■ **TASK TO COMPLETE**: The records below hold pictures; please leave those out and retype the rest exactly.

■ **Data entries**:
---

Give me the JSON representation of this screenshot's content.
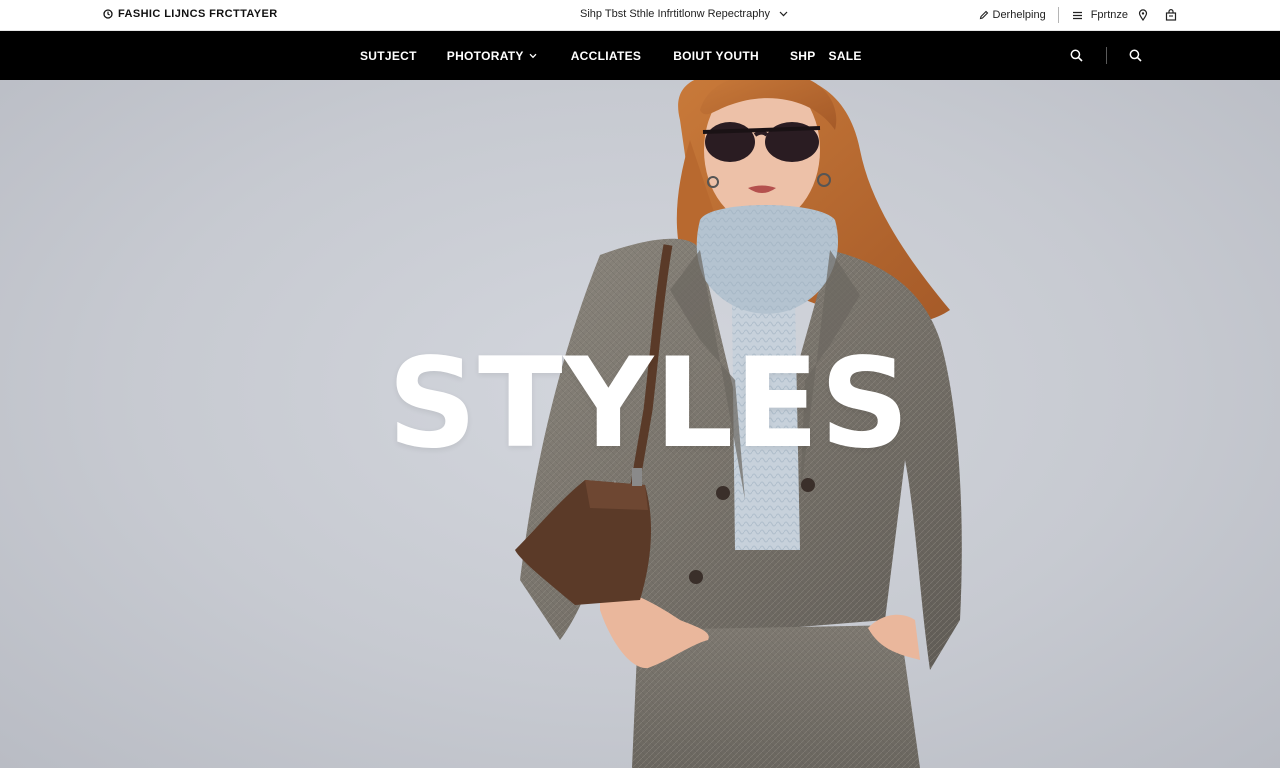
{
  "topbar": {
    "brand_icon": "clock-icon",
    "brand": "FASHIC LIJNCS FRCTTAYER",
    "announcement": "Sihp Tbst Sthle Infrtitlonw Repectraphy",
    "announcement_icon": "chevron-down-icon",
    "help_icon": "pen-icon",
    "help_label": "Derhelping",
    "menu_icon": "stack-icon",
    "menu_label": "Fprtnze",
    "location_icon": "map-pin-icon",
    "bag_icon": "bag-icon"
  },
  "nav": {
    "items": [
      {
        "label": "SUTJECT"
      },
      {
        "label": "PHOTORATY",
        "has_dropdown": true
      },
      {
        "label": "ACCLIATES"
      },
      {
        "label": "BOIUT YOUTH"
      },
      {
        "label": "SHP"
      },
      {
        "label": "SALE"
      }
    ],
    "icons": [
      "search-icon",
      "search-icon"
    ]
  },
  "hero": {
    "title": "STYLES"
  },
  "colors": {
    "nav_background": "#000000",
    "topbar_background": "#ffffff",
    "hero_background": "#c9ccd3",
    "hero_text": "#ffffff"
  }
}
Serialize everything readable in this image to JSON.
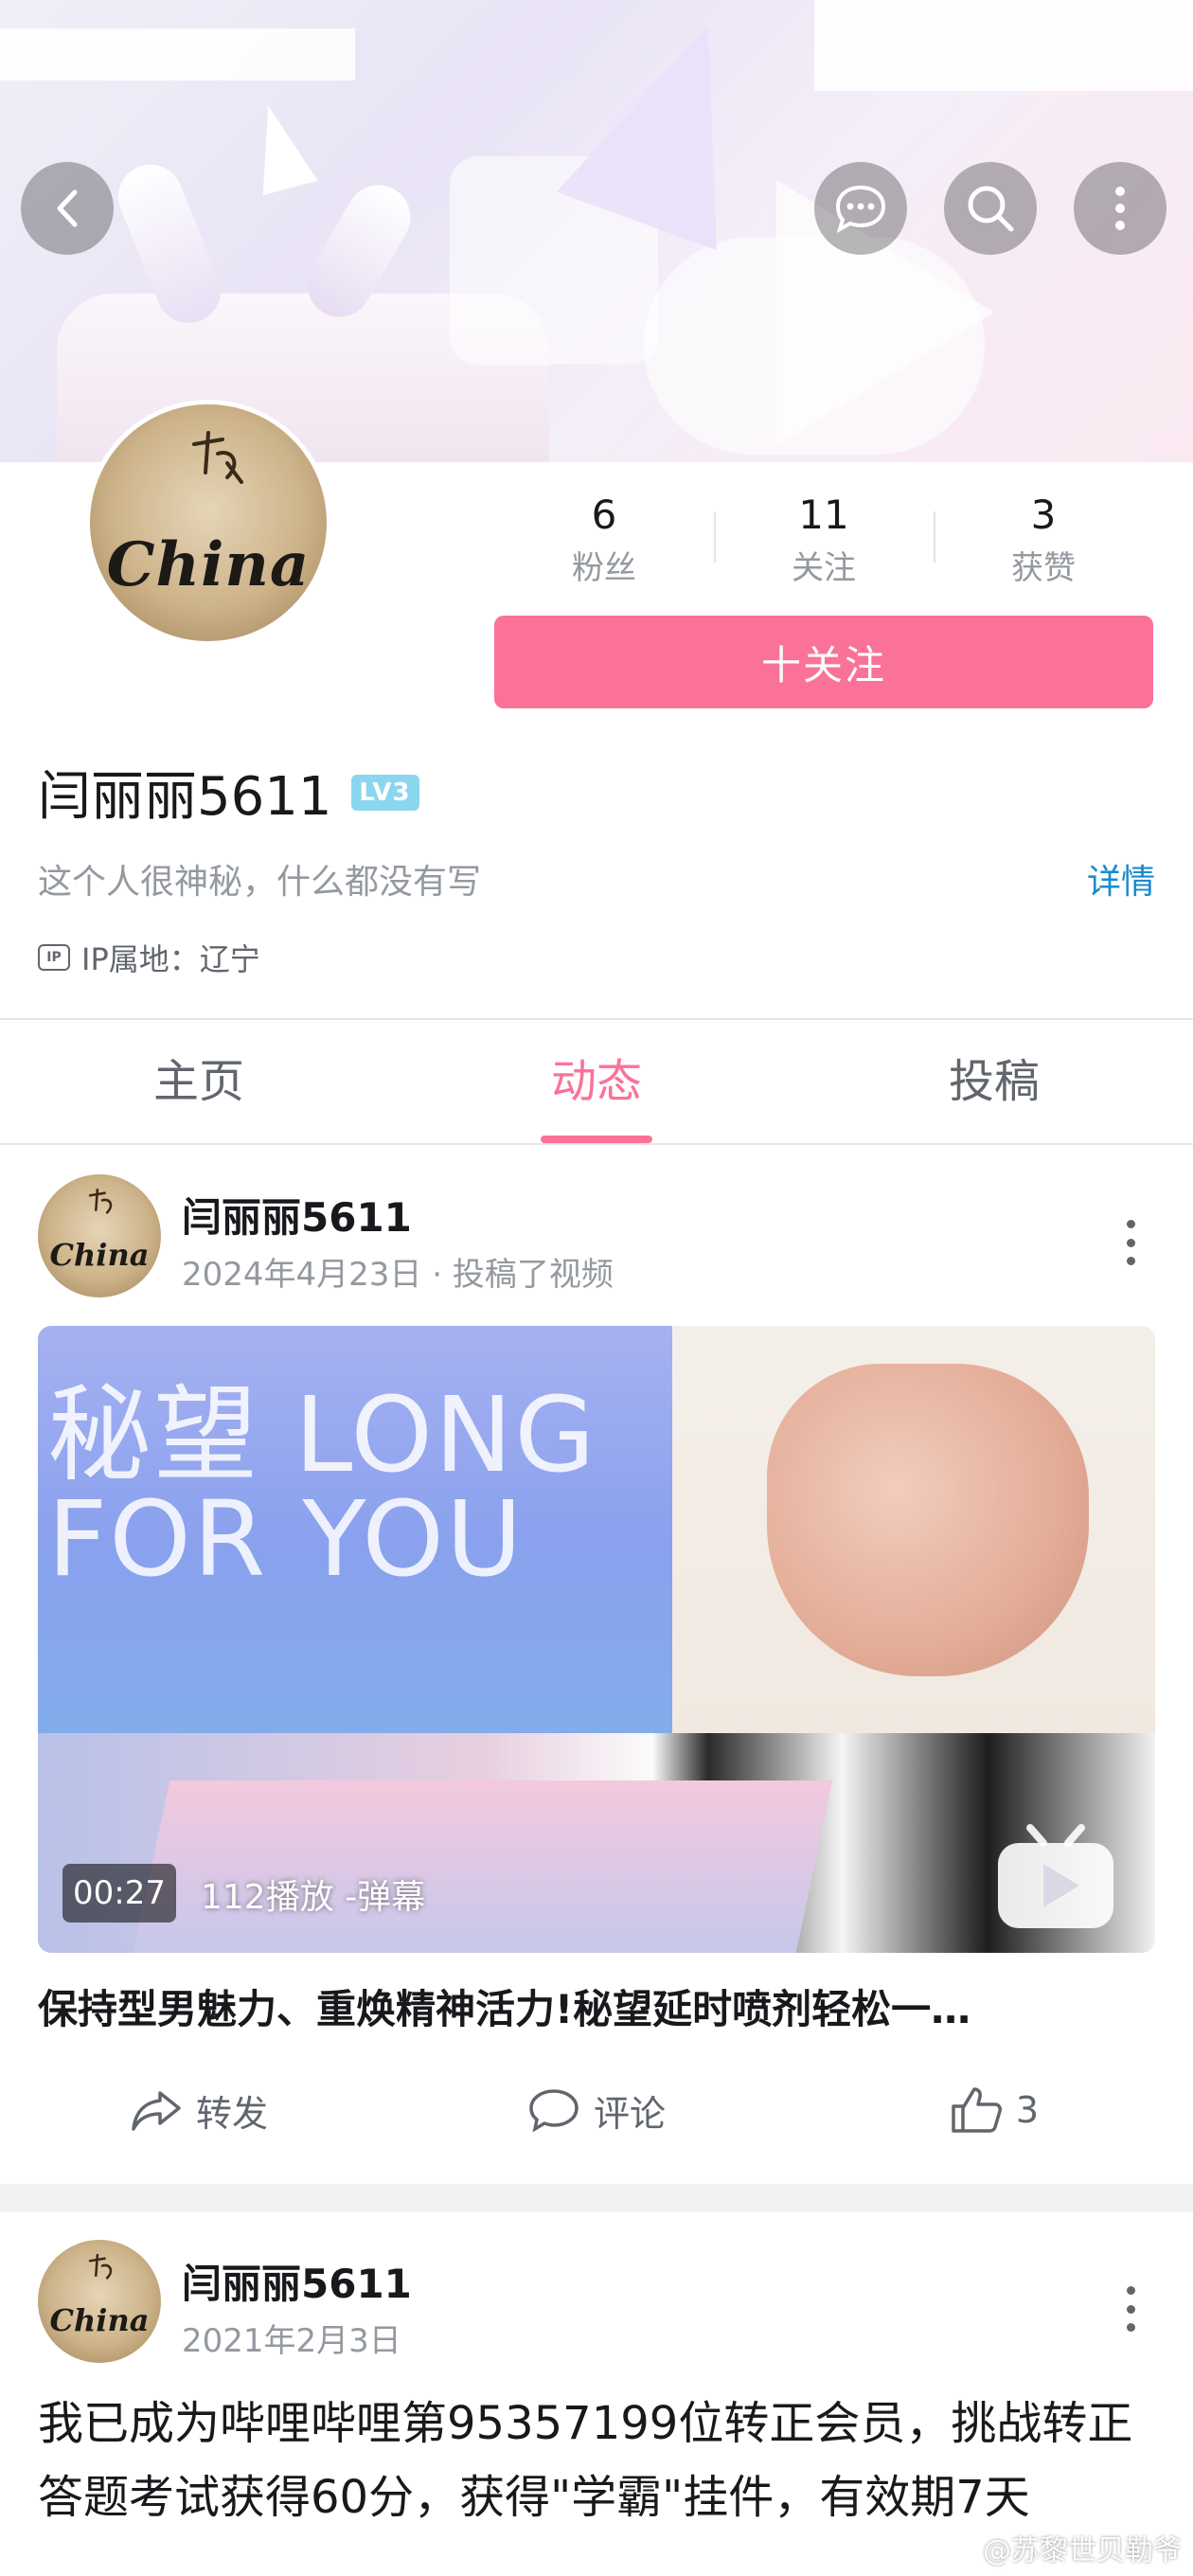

---

■ **EXERCISE ANSWER**:
Give me the JSON representation of this screenshot's content.
{
  "topbar": {
    "brand_icon": "clock-icon",
    "brand": "FASHIC LIJNCS FRCTTAYER",
    "announcement": "Sihp Tbst Sthle Infrtitlonw Repectraphy",
    "announcement_icon": "chevron-down-icon",
    "help_icon": "pen-icon",
    "help_label": "Derhelping",
    "menu_icon": "stack-icon",
    "menu_label": "Fprtnze",
    "location_icon": "map-pin-icon",
    "bag_icon": "bag-icon"
  },
  "nav": {
    "items": [
      {
        "label": "SUTJECT"
      },
      {
        "label": "PHOTORATY",
        "has_dropdown": true
      },
      {
        "label": "ACCLIATES"
      },
      {
        "label": "BOIUT YOUTH"
      },
      {
        "label": "SHP"
      },
      {
        "label": "SALE"
      }
    ],
    "icons": [
      "search-icon",
      "search-icon"
    ]
  },
  "hero": {
    "title": "STYLES"
  },
  "colors": {
    "nav_background": "#000000",
    "topbar_background": "#ffffff",
    "hero_background": "#c9ccd3",
    "hero_text": "#ffffff"
  }
}
Serialize everything readable in this image to JSON.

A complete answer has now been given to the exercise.